== RECORD EXCERPTS

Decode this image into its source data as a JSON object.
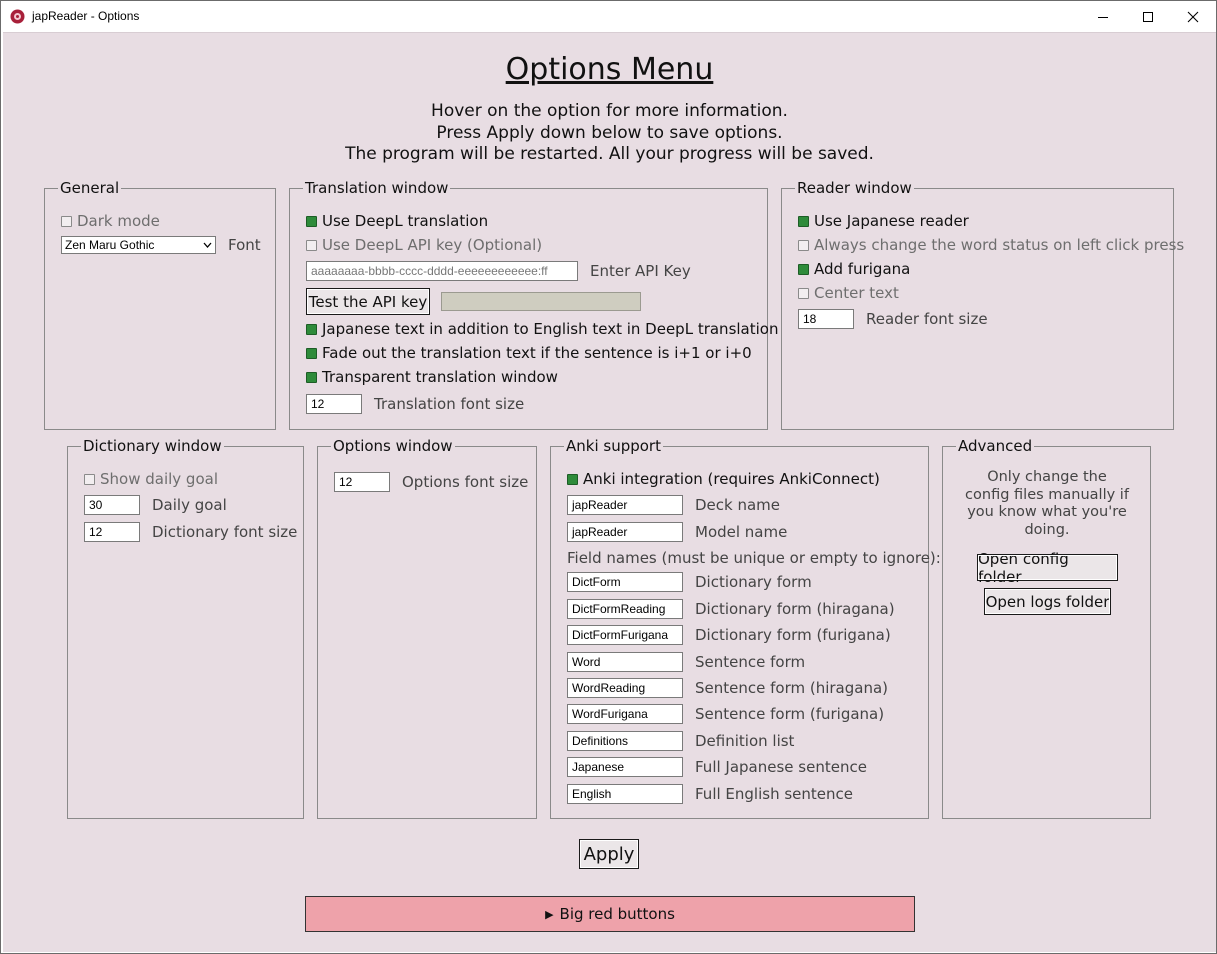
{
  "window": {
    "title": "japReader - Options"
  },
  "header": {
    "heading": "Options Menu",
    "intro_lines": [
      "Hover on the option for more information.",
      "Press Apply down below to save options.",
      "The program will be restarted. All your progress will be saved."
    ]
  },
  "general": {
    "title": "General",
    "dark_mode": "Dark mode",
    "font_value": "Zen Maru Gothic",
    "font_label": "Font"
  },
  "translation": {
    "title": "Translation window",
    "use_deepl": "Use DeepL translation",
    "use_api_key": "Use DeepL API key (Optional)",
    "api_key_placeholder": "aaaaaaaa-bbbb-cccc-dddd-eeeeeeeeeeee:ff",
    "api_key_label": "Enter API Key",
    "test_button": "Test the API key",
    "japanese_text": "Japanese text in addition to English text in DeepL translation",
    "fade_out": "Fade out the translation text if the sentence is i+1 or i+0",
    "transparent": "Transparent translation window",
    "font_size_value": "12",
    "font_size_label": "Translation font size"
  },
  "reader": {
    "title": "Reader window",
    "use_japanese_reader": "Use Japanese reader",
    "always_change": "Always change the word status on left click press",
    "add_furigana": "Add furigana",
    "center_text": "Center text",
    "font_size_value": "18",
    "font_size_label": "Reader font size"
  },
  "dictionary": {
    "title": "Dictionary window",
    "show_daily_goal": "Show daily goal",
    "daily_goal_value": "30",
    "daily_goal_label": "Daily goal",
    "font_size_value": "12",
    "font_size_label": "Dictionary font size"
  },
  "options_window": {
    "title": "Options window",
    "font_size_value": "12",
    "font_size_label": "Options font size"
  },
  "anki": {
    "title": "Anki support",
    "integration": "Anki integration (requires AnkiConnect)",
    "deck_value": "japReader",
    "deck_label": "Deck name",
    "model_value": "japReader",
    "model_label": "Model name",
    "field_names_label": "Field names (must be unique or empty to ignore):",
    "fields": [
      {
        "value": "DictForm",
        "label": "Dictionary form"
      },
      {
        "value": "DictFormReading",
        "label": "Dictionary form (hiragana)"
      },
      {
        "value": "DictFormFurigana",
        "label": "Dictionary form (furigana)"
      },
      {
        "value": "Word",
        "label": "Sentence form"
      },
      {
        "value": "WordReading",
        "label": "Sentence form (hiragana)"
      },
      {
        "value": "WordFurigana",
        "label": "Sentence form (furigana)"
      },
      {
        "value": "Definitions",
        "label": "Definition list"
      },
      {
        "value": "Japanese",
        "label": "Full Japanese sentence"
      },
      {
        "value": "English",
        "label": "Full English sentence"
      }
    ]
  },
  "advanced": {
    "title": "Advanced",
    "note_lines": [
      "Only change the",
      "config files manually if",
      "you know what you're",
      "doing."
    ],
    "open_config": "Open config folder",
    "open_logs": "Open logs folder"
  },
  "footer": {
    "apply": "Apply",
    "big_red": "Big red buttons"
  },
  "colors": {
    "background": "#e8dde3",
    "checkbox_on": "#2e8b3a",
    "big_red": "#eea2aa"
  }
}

====
== RECORD EXCERPTS

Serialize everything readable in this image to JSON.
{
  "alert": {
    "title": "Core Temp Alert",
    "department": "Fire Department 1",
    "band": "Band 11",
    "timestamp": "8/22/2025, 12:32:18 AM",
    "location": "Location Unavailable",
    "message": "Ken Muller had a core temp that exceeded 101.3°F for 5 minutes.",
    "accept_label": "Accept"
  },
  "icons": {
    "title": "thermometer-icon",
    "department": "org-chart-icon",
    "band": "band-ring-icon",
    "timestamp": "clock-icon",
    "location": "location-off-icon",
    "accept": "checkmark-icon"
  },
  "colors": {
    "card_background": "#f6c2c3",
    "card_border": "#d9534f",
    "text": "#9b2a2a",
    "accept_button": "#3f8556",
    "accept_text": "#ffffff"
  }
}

====

* [EXERCISE PROMPT]: In the listing above, locate each line with "Japanese" and copy it.

* [REPLY]:
    "japanese_text": "Japanese text in addition to English text in DeepL translation",
    "use_japanese_reader": "Use Japanese reader",
        "value": "Japanese",
        "label": "Full Japanese sentence"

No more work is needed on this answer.